» STATED GOAL: Lines containing "изделий" are to be counted. Report the count alone.
────────────────────
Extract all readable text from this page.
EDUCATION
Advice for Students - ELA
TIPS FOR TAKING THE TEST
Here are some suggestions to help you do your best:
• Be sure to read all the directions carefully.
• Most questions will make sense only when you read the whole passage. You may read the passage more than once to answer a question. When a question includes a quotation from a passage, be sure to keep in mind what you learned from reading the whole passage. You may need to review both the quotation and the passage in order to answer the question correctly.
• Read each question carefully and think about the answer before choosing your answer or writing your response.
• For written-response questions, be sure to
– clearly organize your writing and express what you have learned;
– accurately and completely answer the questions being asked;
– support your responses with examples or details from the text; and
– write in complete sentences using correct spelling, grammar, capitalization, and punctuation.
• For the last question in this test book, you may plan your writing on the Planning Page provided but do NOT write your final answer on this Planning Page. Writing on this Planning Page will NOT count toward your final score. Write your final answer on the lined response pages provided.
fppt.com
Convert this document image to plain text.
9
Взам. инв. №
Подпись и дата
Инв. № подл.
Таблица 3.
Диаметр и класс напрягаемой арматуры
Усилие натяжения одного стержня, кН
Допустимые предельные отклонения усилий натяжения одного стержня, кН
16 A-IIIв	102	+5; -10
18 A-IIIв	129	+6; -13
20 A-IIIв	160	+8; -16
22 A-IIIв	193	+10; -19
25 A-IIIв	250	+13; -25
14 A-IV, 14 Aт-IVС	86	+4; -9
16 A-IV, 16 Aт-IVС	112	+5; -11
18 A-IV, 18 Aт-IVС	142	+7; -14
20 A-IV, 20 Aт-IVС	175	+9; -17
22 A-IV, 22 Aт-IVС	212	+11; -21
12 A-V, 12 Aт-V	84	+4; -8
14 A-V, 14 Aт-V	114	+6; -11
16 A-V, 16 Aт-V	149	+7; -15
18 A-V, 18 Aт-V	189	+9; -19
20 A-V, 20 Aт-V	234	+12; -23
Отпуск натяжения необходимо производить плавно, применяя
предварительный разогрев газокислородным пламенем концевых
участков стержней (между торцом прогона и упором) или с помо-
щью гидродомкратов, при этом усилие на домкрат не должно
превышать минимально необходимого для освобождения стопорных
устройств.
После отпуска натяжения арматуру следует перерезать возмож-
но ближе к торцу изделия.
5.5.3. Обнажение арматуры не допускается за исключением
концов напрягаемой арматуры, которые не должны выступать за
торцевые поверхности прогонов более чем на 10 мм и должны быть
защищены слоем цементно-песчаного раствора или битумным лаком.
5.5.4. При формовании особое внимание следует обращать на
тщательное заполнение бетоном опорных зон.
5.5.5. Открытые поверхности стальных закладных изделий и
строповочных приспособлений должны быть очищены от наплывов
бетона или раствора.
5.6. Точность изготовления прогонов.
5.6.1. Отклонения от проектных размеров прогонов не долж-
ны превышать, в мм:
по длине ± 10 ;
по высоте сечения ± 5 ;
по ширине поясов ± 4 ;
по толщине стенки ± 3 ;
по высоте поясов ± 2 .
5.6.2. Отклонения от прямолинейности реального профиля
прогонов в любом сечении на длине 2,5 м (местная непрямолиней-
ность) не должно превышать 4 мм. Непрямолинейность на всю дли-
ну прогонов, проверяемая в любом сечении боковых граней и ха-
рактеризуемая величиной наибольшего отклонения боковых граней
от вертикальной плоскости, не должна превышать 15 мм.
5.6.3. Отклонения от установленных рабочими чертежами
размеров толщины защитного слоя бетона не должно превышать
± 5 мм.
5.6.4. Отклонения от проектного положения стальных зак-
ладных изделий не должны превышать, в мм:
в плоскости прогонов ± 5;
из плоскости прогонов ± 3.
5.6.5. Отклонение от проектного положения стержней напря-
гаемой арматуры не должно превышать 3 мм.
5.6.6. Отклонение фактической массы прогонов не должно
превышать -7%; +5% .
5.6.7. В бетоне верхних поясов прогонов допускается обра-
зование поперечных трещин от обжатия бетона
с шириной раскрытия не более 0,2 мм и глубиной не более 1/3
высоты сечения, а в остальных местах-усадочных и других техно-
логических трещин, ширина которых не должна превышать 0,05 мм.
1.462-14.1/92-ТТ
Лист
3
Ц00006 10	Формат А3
────────────────────
» WRITTEN SOLUTION: 2